-------- LISTED ENTRIES --------

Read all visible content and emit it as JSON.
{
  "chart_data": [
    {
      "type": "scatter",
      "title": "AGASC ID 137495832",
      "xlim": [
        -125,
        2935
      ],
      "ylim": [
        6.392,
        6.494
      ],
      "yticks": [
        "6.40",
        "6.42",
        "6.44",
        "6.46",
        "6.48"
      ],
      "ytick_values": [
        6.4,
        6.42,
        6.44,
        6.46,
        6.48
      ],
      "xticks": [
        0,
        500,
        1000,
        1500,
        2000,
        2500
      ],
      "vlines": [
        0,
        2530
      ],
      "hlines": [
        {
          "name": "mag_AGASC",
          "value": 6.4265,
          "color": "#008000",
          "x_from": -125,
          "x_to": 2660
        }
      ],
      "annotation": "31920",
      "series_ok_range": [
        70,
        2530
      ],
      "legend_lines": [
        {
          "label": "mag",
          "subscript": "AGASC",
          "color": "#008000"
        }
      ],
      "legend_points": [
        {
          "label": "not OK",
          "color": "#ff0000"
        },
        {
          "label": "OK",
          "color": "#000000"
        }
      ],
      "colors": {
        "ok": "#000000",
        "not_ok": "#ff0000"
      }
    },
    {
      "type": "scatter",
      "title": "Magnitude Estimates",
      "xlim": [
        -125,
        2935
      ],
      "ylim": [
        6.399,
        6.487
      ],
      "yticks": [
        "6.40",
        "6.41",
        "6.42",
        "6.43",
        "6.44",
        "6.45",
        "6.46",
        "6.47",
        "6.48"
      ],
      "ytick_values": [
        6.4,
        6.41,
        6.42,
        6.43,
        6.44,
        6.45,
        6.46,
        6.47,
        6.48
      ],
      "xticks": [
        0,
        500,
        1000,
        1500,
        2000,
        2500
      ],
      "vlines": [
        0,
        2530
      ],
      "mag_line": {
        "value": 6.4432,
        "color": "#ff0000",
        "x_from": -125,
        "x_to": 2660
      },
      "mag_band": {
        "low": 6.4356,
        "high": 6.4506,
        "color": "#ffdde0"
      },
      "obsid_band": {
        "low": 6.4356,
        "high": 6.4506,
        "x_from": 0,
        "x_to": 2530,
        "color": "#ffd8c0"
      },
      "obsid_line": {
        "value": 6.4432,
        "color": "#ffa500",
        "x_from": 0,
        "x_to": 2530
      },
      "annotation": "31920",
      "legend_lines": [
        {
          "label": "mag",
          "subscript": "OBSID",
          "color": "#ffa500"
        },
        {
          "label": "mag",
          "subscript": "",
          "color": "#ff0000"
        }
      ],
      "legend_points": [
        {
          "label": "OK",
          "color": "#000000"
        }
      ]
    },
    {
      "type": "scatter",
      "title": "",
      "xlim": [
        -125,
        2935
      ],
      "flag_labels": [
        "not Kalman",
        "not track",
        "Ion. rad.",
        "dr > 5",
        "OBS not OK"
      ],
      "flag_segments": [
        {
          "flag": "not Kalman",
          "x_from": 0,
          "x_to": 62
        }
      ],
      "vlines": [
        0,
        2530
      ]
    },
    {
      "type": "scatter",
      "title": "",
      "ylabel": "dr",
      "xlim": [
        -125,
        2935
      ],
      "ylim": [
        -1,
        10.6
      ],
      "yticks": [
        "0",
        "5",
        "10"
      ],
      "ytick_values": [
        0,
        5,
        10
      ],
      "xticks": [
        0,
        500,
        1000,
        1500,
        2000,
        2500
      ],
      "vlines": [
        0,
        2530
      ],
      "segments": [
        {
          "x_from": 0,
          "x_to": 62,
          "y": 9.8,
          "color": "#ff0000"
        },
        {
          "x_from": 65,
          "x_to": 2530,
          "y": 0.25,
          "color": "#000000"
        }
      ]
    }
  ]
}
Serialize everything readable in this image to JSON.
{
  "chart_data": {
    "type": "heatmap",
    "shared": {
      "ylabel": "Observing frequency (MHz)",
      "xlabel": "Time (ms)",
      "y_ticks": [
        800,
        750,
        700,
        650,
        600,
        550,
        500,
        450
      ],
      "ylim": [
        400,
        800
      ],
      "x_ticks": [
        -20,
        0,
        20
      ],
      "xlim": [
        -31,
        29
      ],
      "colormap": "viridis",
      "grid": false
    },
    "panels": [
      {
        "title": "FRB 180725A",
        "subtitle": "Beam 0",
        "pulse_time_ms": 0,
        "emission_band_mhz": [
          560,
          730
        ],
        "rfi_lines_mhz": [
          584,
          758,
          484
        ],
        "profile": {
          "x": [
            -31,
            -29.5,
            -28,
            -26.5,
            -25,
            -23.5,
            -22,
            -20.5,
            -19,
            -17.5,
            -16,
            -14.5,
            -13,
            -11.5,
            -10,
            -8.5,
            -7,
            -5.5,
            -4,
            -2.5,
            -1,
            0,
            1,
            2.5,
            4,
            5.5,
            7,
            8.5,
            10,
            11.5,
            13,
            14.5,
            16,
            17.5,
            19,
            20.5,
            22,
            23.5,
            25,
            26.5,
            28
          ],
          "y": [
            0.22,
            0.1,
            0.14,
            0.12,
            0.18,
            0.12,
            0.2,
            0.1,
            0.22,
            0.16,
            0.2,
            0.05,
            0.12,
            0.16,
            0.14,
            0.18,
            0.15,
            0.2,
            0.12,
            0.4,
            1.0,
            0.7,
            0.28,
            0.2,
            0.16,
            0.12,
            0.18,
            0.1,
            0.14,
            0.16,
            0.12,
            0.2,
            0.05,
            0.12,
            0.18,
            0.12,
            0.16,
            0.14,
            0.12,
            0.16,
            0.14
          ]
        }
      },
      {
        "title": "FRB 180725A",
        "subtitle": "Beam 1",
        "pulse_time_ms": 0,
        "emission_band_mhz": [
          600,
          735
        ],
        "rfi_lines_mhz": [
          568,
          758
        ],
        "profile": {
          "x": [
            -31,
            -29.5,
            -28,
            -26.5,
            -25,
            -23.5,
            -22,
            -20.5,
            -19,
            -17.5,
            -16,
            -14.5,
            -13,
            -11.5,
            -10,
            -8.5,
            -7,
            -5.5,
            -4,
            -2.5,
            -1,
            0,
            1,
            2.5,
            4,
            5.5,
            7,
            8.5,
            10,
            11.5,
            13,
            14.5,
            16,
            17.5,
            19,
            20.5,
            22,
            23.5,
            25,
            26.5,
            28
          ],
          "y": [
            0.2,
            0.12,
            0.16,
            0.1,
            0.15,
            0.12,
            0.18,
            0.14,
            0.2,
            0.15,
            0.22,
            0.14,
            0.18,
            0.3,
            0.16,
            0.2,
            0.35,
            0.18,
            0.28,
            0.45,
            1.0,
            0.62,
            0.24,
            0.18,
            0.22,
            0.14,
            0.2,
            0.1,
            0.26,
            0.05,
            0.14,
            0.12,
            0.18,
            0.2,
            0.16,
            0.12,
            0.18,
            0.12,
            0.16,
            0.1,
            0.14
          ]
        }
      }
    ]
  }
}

--------

DO THIS
Output all of the data again, exactly.

ANSWER FOR THE TASK
Read all visible content and emit it as JSON.
{
  "chart_data": [
    {
      "type": "scatter",
      "title": "AGASC ID 137495832",
      "xlim": [
        -125,
        2935
      ],
      "ylim": [
        6.392,
        6.494
      ],
      "yticks": [
        "6.40",
        "6.42",
        "6.44",
        "6.46",
        "6.48"
      ],
      "ytick_values": [
        6.4,
        6.42,
        6.44,
        6.46,
        6.48
      ],
      "xticks": [
        0,
        500,
        1000,
        1500,
        2000,
        2500
      ],
      "vlines": [
        0,
        2530
      ],
      "hlines": [
        {
          "name": "mag_AGASC",
          "value": 6.4265,
          "color": "#008000",
          "x_from": -125,
          "x_to": 2660
        }
      ],
      "annotation": "31920",
      "series_ok_range": [
        70,
        2530
      ],
      "legend_lines": [
        {
          "label": "mag",
          "subscript": "AGASC",
          "color": "#008000"
        }
      ],
      "legend_points": [
        {
          "label": "not OK",
          "color": "#ff0000"
        },
        {
          "label": "OK",
          "color": "#000000"
        }
      ],
      "colors": {
        "ok": "#000000",
        "not_ok": "#ff0000"
      }
    },
    {
      "type": "scatter",
      "title": "Magnitude Estimates",
      "xlim": [
        -125,
        2935
      ],
      "ylim": [
        6.399,
        6.487
      ],
      "yticks": [
        "6.40",
        "6.41",
        "6.42",
        "6.43",
        "6.44",
        "6.45",
        "6.46",
        "6.47",
        "6.48"
      ],
      "ytick_values": [
        6.4,
        6.41,
        6.42,
        6.43,
        6.44,
        6.45,
        6.46,
        6.47,
        6.48
      ],
      "xticks": [
        0,
        500,
        1000,
        1500,
        2000,
        2500
      ],
      "vlines": [
        0,
        2530
      ],
      "mag_line": {
        "value": 6.4432,
        "color": "#ff0000",
        "x_from": -125,
        "x_to": 2660
      },
      "mag_band": {
        "low": 6.4356,
        "high": 6.4506,
        "color": "#ffdde0"
      },
      "obsid_band": {
        "low": 6.4356,
        "high": 6.4506,
        "x_from": 0,
        "x_to": 2530,
        "color": "#ffd8c0"
      },
      "obsid_line": {
        "value": 6.4432,
        "color": "#ffa500",
        "x_from": 0,
        "x_to": 2530
      },
      "annotation": "31920",
      "legend_lines": [
        {
          "label": "mag",
          "subscript": "OBSID",
          "color": "#ffa500"
        },
        {
          "label": "mag",
          "subscript": "",
          "color": "#ff0000"
        }
      ],
      "legend_points": [
        {
          "label": "OK",
          "color": "#000000"
        }
      ]
    },
    {
      "type": "scatter",
      "title": "",
      "xlim": [
        -125,
        2935
      ],
      "flag_labels": [
        "not Kalman",
        "not track",
        "Ion. rad.",
        "dr > 5",
        "OBS not OK"
      ],
      "flag_segments": [
        {
          "flag": "not Kalman",
          "x_from": 0,
          "x_to": 62
        }
      ],
      "vlines": [
        0,
        2530
      ]
    },
    {
      "type": "scatter",
      "title": "",
      "ylabel": "dr",
      "xlim": [
        -125,
        2935
      ],
      "ylim": [
        -1,
        10.6
      ],
      "yticks": [
        "0",
        "5",
        "10"
      ],
      "ytick_values": [
        0,
        5,
        10
      ],
      "xticks": [
        0,
        500,
        1000,
        1500,
        2000,
        2500
      ],
      "vlines": [
        0,
        2530
      ],
      "segments": [
        {
          "x_from": 0,
          "x_to": 62,
          "y": 9.8,
          "color": "#ff0000"
        },
        {
          "x_from": 65,
          "x_to": 2530,
          "y": 0.25,
          "color": "#000000"
        }
      ]
    }
  ]
}
Serialize everything readable in this image to JSON.
{
  "chart_data": {
    "type": "heatmap",
    "shared": {
      "ylabel": "Observing frequency (MHz)",
      "xlabel": "Time (ms)",
      "y_ticks": [
        800,
        750,
        700,
        650,
        600,
        550,
        500,
        450
      ],
      "ylim": [
        400,
        800
      ],
      "x_ticks": [
        -20,
        0,
        20
      ],
      "xlim": [
        -31,
        29
      ],
      "colormap": "viridis",
      "grid": false
    },
    "panels": [
      {
        "title": "FRB 180725A",
        "subtitle": "Beam 0",
        "pulse_time_ms": 0,
        "emission_band_mhz": [
          560,
          730
        ],
        "rfi_lines_mhz": [
          584,
          758,
          484
        ],
        "profile": {
          "x": [
            -31,
            -29.5,
            -28,
            -26.5,
            -25,
            -23.5,
            -22,
            -20.5,
            -19,
            -17.5,
            -16,
            -14.5,
            -13,
            -11.5,
            -10,
            -8.5,
            -7,
            -5.5,
            -4,
            -2.5,
            -1,
            0,
            1,
            2.5,
            4,
            5.5,
            7,
            8.5,
            10,
            11.5,
            13,
            14.5,
            16,
            17.5,
            19,
            20.5,
            22,
            23.5,
            25,
            26.5,
            28
          ],
          "y": [
            0.22,
            0.1,
            0.14,
            0.12,
            0.18,
            0.12,
            0.2,
            0.1,
            0.22,
            0.16,
            0.2,
            0.05,
            0.12,
            0.16,
            0.14,
            0.18,
            0.15,
            0.2,
            0.12,
            0.4,
            1.0,
            0.7,
            0.28,
            0.2,
            0.16,
            0.12,
            0.18,
            0.1,
            0.14,
            0.16,
            0.12,
            0.2,
            0.05,
            0.12,
            0.18,
            0.12,
            0.16,
            0.14,
            0.12,
            0.16,
            0.14
          ]
        }
      },
      {
        "title": "FRB 180725A",
        "subtitle": "Beam 1",
        "pulse_time_ms": 0,
        "emission_band_mhz": [
          600,
          735
        ],
        "rfi_lines_mhz": [
          568,
          758
        ],
        "profile": {
          "x": [
            -31,
            -29.5,
            -28,
            -26.5,
            -25,
            -23.5,
            -22,
            -20.5,
            -19,
            -17.5,
            -16,
            -14.5,
            -13,
            -11.5,
            -10,
            -8.5,
            -7,
            -5.5,
            -4,
            -2.5,
            -1,
            0,
            1,
            2.5,
            4,
            5.5,
            7,
            8.5,
            10,
            11.5,
            13,
            14.5,
            16,
            17.5,
            19,
            20.5,
            22,
            23.5,
            25,
            26.5,
            28
          ],
          "y": [
            0.2,
            0.12,
            0.16,
            0.1,
            0.15,
            0.12,
            0.18,
            0.14,
            0.2,
            0.15,
            0.22,
            0.14,
            0.18,
            0.3,
            0.16,
            0.2,
            0.35,
            0.18,
            0.28,
            0.45,
            1.0,
            0.62,
            0.24,
            0.18,
            0.22,
            0.14,
            0.2,
            0.1,
            0.26,
            0.05,
            0.14,
            0.12,
            0.18,
            0.2,
            0.16,
            0.12,
            0.18,
            0.12,
            0.16,
            0.1,
            0.14
          ]
        }
      }
    ]
  }
}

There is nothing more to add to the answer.